#### Task requirements:
Where a line of the material contains the string "Income", copy that line.

Figure collection entries
┄┄┄┄┄┄┄┄┄┄┄┄┄┄┄┄┄┄┄┄
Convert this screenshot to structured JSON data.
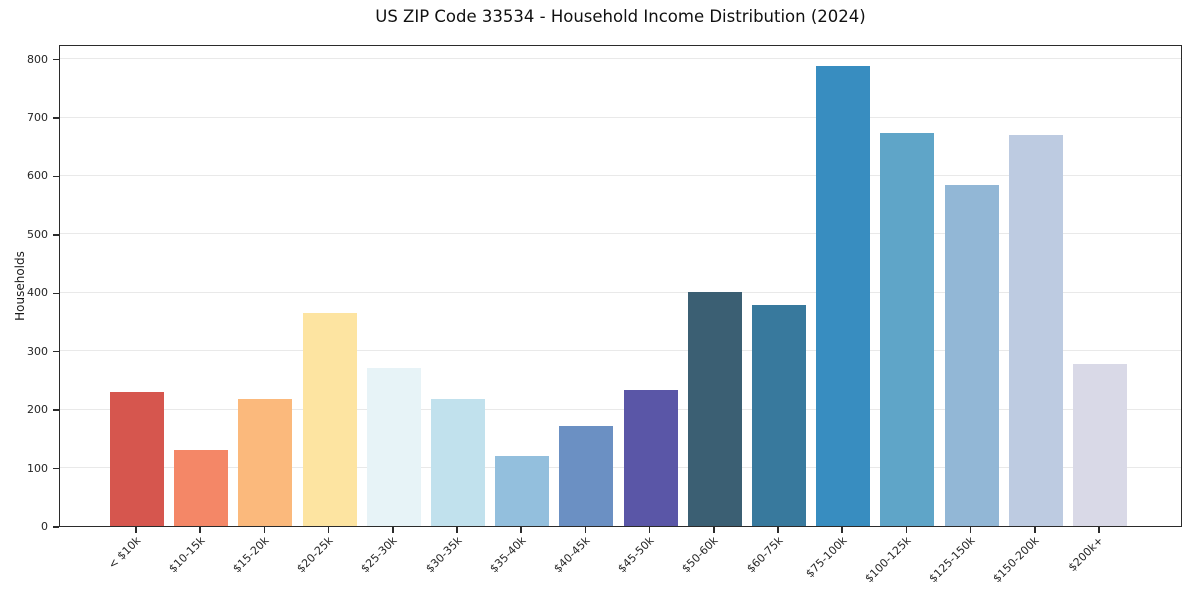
{
  "title": "US ZIP Code 33534 - Household Income Distribution (2024)",
  "chart_data": {
    "type": "bar",
    "title": "US ZIP Code 33534 - Household Income Distribution (2024)",
    "xlabel": "",
    "ylabel": "Households",
    "categories": [
      "< $10k",
      "$10-15k",
      "$15-20k",
      "$20-25k",
      "$25-30k",
      "$30-35k",
      "$35-40k",
      "$40-45k",
      "$45-50k",
      "$50-60k",
      "$60-75k",
      "$75-100k",
      "$100-125k",
      "$125-150k",
      "$150-200k",
      "$200k+"
    ],
    "values": [
      230,
      130,
      217,
      365,
      270,
      218,
      119,
      172,
      232,
      400,
      378,
      787,
      673,
      583,
      669,
      278
    ],
    "bar_colors": [
      "#d6564e",
      "#f48767",
      "#fbb97c",
      "#fde4a1",
      "#e7f3f7",
      "#c1e1ed",
      "#93bfdd",
      "#6b90c3",
      "#5a56a7",
      "#3b5f73",
      "#38799d",
      "#388dc0",
      "#5fa5c8",
      "#92b7d6",
      "#bdcbe1",
      "#d9d9e7"
    ],
    "yticks": [
      0,
      100,
      200,
      300,
      400,
      500,
      600,
      700,
      800
    ],
    "ylim": [
      0,
      825
    ],
    "x_tick_rotation": 45,
    "grid": "horizontal-only",
    "gridline_color": "#e9e9e9",
    "legend": "none",
    "background_color": "#ffffff"
  }
}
┄┄┄┄┄┄┄┄┄┄┄┄┄┄┄┄┄┄┄┄
#### Task answer:
  "title": "US ZIP Code 33534 - Household Income Distribution (2024)",
    "title": "US ZIP Code 33534 - Household Income Distribution (2024)",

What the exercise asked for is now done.